[Start Entries]

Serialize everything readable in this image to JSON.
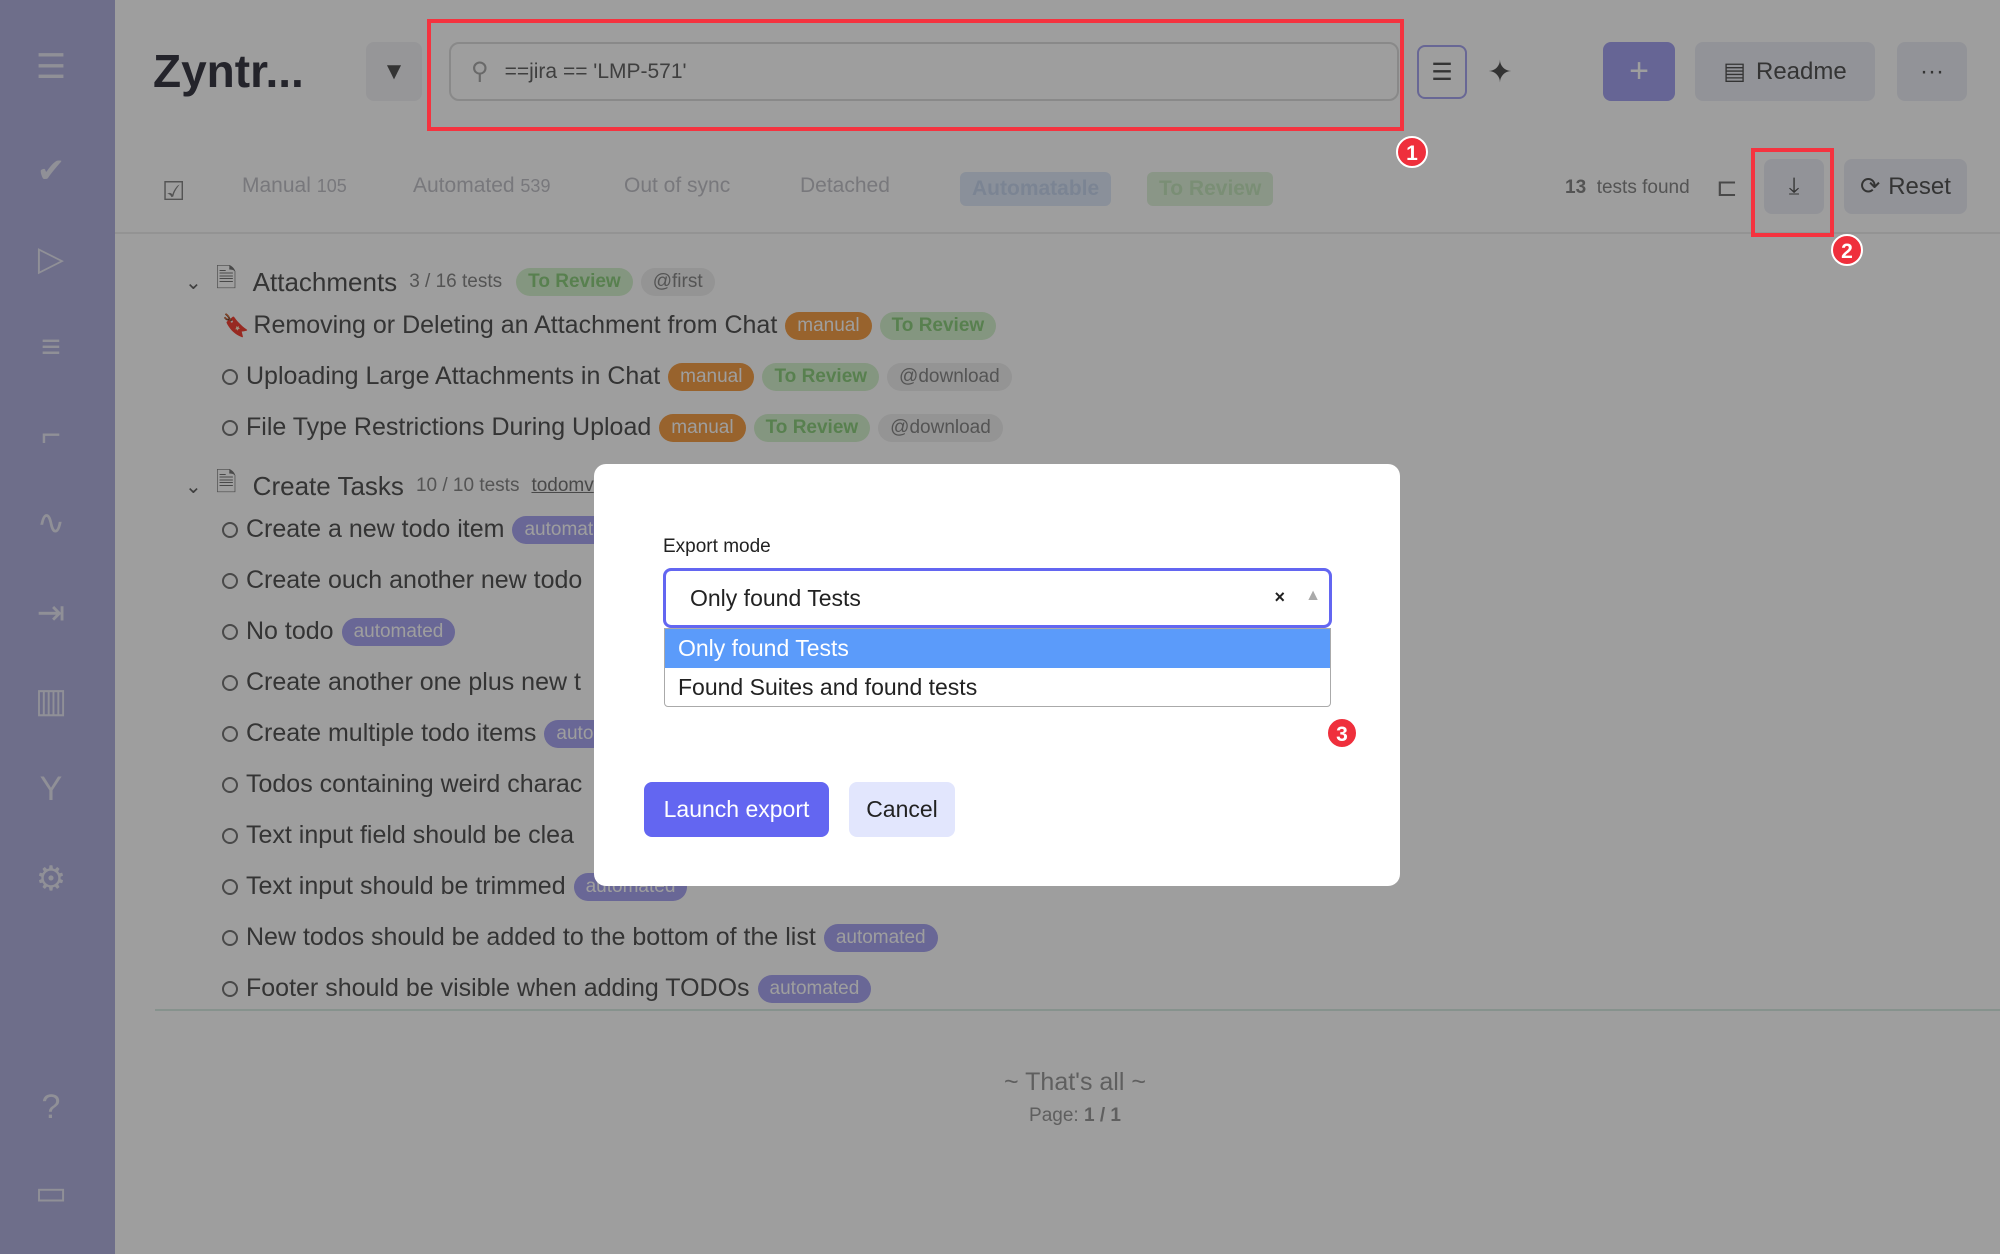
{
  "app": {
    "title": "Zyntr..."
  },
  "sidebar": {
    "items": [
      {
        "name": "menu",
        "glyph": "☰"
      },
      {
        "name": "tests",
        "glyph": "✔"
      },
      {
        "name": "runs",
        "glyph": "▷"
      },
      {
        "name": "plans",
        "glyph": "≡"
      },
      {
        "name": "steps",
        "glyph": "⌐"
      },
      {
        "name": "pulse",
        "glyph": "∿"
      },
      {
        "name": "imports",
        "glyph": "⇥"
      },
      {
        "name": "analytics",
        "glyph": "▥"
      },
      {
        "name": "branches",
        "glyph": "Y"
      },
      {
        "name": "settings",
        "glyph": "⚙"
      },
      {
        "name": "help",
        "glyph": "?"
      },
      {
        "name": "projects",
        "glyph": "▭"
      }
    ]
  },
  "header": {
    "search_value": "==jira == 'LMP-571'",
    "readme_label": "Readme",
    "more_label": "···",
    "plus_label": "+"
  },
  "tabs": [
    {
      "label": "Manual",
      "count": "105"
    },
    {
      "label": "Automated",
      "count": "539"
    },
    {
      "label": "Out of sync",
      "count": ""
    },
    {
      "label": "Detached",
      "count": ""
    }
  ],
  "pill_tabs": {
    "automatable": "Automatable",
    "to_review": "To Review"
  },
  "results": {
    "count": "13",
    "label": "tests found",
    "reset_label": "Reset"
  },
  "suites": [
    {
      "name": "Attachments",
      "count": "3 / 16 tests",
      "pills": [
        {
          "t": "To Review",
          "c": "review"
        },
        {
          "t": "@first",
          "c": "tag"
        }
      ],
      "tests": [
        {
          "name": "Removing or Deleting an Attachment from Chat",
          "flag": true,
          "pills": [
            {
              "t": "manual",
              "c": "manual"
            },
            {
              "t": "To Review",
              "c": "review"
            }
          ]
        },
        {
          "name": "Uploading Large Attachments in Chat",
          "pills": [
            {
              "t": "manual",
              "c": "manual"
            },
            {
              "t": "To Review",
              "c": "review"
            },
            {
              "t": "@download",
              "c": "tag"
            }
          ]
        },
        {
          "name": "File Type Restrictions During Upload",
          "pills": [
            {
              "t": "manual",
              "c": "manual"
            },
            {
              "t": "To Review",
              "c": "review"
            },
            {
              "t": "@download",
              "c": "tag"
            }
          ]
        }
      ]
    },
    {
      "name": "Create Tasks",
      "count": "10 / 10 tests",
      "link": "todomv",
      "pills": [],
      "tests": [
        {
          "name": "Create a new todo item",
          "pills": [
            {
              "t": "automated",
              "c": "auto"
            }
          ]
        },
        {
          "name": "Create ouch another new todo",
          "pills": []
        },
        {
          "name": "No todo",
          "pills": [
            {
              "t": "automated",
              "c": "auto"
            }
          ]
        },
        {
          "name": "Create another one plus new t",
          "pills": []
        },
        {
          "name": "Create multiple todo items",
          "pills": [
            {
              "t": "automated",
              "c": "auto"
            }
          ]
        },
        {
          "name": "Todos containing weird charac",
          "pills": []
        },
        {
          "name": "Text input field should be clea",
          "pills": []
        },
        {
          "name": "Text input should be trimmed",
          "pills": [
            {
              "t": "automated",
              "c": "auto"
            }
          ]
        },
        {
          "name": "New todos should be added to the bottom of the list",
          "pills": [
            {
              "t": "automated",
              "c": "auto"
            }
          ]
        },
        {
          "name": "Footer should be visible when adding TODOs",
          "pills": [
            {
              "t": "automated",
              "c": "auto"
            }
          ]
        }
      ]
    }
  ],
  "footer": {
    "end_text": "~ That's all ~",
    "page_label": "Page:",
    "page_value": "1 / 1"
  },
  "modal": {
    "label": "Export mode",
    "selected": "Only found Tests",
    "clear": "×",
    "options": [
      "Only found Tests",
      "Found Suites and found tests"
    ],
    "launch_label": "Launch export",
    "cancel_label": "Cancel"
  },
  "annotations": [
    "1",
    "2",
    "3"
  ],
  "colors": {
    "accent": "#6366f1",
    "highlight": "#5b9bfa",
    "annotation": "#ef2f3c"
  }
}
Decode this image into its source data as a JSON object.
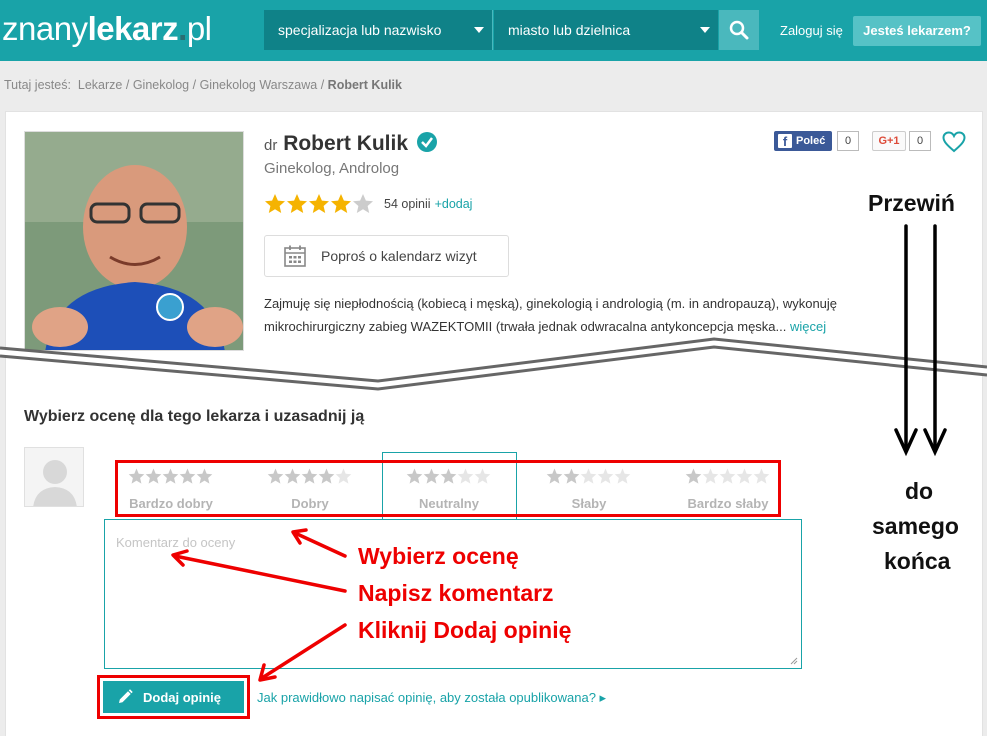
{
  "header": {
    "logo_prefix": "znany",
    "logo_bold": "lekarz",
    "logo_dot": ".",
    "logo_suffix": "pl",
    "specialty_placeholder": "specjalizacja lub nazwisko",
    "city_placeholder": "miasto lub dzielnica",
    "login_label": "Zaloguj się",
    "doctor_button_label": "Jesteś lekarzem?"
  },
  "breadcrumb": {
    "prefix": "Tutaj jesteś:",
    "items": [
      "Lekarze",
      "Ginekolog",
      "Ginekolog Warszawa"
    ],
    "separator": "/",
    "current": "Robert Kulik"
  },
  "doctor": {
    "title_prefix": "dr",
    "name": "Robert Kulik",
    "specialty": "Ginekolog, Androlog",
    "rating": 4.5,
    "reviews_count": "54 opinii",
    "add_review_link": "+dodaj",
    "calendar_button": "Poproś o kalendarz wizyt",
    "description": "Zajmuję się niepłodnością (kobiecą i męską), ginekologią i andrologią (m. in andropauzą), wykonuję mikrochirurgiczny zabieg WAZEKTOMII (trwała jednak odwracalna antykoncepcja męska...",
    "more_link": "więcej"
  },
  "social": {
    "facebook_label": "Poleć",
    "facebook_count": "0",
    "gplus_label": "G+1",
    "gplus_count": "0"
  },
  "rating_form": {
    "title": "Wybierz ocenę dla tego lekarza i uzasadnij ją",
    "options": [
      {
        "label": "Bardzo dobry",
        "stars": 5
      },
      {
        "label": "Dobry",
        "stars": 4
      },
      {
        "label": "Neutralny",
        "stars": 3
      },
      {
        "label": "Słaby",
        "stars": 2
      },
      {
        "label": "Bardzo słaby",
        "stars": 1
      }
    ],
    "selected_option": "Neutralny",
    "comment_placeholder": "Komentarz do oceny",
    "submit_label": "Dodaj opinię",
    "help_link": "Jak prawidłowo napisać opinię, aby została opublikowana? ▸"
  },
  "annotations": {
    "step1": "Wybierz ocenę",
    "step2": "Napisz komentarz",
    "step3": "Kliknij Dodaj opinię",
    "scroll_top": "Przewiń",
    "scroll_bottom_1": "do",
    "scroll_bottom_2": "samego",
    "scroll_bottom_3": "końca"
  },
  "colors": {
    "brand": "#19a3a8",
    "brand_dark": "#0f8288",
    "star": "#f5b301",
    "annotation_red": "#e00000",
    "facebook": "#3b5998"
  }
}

[End Entries]

Set the listing down in full and exactly. Pictures within it should not appear in the copy.

Exercise output:
Serialize everything readable in this image to JSON.
{
  "app": {
    "title": "Zyntr..."
  },
  "sidebar": {
    "items": [
      {
        "name": "menu",
        "glyph": "☰"
      },
      {
        "name": "tests",
        "glyph": "✔"
      },
      {
        "name": "runs",
        "glyph": "▷"
      },
      {
        "name": "plans",
        "glyph": "≡"
      },
      {
        "name": "steps",
        "glyph": "⌐"
      },
      {
        "name": "pulse",
        "glyph": "∿"
      },
      {
        "name": "imports",
        "glyph": "⇥"
      },
      {
        "name": "analytics",
        "glyph": "▥"
      },
      {
        "name": "branches",
        "glyph": "Y"
      },
      {
        "name": "settings",
        "glyph": "⚙"
      },
      {
        "name": "help",
        "glyph": "?"
      },
      {
        "name": "projects",
        "glyph": "▭"
      }
    ]
  },
  "header": {
    "search_value": "==jira == 'LMP-571'",
    "readme_label": "Readme",
    "more_label": "···",
    "plus_label": "+"
  },
  "tabs": [
    {
      "label": "Manual",
      "count": "105"
    },
    {
      "label": "Automated",
      "count": "539"
    },
    {
      "label": "Out of sync",
      "count": ""
    },
    {
      "label": "Detached",
      "count": ""
    }
  ],
  "pill_tabs": {
    "automatable": "Automatable",
    "to_review": "To Review"
  },
  "results": {
    "count": "13",
    "label": "tests found",
    "reset_label": "Reset"
  },
  "suites": [
    {
      "name": "Attachments",
      "count": "3 / 16 tests",
      "pills": [
        {
          "t": "To Review",
          "c": "review"
        },
        {
          "t": "@first",
          "c": "tag"
        }
      ],
      "tests": [
        {
          "name": "Removing or Deleting an Attachment from Chat",
          "flag": true,
          "pills": [
            {
              "t": "manual",
              "c": "manual"
            },
            {
              "t": "To Review",
              "c": "review"
            }
          ]
        },
        {
          "name": "Uploading Large Attachments in Chat",
          "pills": [
            {
              "t": "manual",
              "c": "manual"
            },
            {
              "t": "To Review",
              "c": "review"
            },
            {
              "t": "@download",
              "c": "tag"
            }
          ]
        },
        {
          "name": "File Type Restrictions During Upload",
          "pills": [
            {
              "t": "manual",
              "c": "manual"
            },
            {
              "t": "To Review",
              "c": "review"
            },
            {
              "t": "@download",
              "c": "tag"
            }
          ]
        }
      ]
    },
    {
      "name": "Create Tasks",
      "count": "10 / 10 tests",
      "link": "todomv",
      "pills": [],
      "tests": [
        {
          "name": "Create a new todo item",
          "pills": [
            {
              "t": "automated",
              "c": "auto"
            }
          ]
        },
        {
          "name": "Create ouch another new todo",
          "pills": []
        },
        {
          "name": "No todo",
          "pills": [
            {
              "t": "automated",
              "c": "auto"
            }
          ]
        },
        {
          "name": "Create another one plus new t",
          "pills": []
        },
        {
          "name": "Create multiple todo items",
          "pills": [
            {
              "t": "automated",
              "c": "auto"
            }
          ]
        },
        {
          "name": "Todos containing weird charac",
          "pills": []
        },
        {
          "name": "Text input field should be clea",
          "pills": []
        },
        {
          "name": "Text input should be trimmed",
          "pills": [
            {
              "t": "automated",
              "c": "auto"
            }
          ]
        },
        {
          "name": "New todos should be added to the bottom of the list",
          "pills": [
            {
              "t": "automated",
              "c": "auto"
            }
          ]
        },
        {
          "name": "Footer should be visible when adding TODOs",
          "pills": [
            {
              "t": "automated",
              "c": "auto"
            }
          ]
        }
      ]
    }
  ],
  "footer": {
    "end_text": "~ That's all ~",
    "page_label": "Page:",
    "page_value": "1 / 1"
  },
  "modal": {
    "label": "Export mode",
    "selected": "Only found Tests",
    "clear": "×",
    "options": [
      "Only found Tests",
      "Found Suites and found tests"
    ],
    "launch_label": "Launch export",
    "cancel_label": "Cancel"
  },
  "annotations": [
    "1",
    "2",
    "3"
  ],
  "colors": {
    "accent": "#6366f1",
    "highlight": "#5b9bfa",
    "annotation": "#ef2f3c"
  }
}
Decode this image into its source data as a JSON object.
{
  "header": {
    "logo_prefix": "znany",
    "logo_bold": "lekarz",
    "logo_dot": ".",
    "logo_suffix": "pl",
    "specialty_placeholder": "specjalizacja lub nazwisko",
    "city_placeholder": "miasto lub dzielnica",
    "login_label": "Zaloguj się",
    "doctor_button_label": "Jesteś lekarzem?"
  },
  "breadcrumb": {
    "prefix": "Tutaj jesteś:",
    "items": [
      "Lekarze",
      "Ginekolog",
      "Ginekolog Warszawa"
    ],
    "separator": "/",
    "current": "Robert Kulik"
  },
  "doctor": {
    "title_prefix": "dr",
    "name": "Robert Kulik",
    "specialty": "Ginekolog, Androlog",
    "rating": 4.5,
    "reviews_count": "54 opinii",
    "add_review_link": "+dodaj",
    "calendar_button": "Poproś o kalendarz wizyt",
    "description": "Zajmuję się niepłodnością (kobiecą i męską), ginekologią i andrologią (m. in andropauzą), wykonuję mikrochirurgiczny zabieg WAZEKTOMII (trwała jednak odwracalna antykoncepcja męska...",
    "more_link": "więcej"
  },
  "social": {
    "facebook_label": "Poleć",
    "facebook_count": "0",
    "gplus_label": "G+1",
    "gplus_count": "0"
  },
  "rating_form": {
    "title": "Wybierz ocenę dla tego lekarza i uzasadnij ją",
    "options": [
      {
        "label": "Bardzo dobry",
        "stars": 5
      },
      {
        "label": "Dobry",
        "stars": 4
      },
      {
        "label": "Neutralny",
        "stars": 3
      },
      {
        "label": "Słaby",
        "stars": 2
      },
      {
        "label": "Bardzo słaby",
        "stars": 1
      }
    ],
    "selected_option": "Neutralny",
    "comment_placeholder": "Komentarz do oceny",
    "submit_label": "Dodaj opinię",
    "help_link": "Jak prawidłowo napisać opinię, aby została opublikowana? ▸"
  },
  "annotations": {
    "step1": "Wybierz ocenę",
    "step2": "Napisz komentarz",
    "step3": "Kliknij Dodaj opinię",
    "scroll_top": "Przewiń",
    "scroll_bottom_1": "do",
    "scroll_bottom_2": "samego",
    "scroll_bottom_3": "końca"
  },
  "colors": {
    "brand": "#19a3a8",
    "brand_dark": "#0f8288",
    "star": "#f5b301",
    "annotation_red": "#e00000",
    "facebook": "#3b5998"
  }
}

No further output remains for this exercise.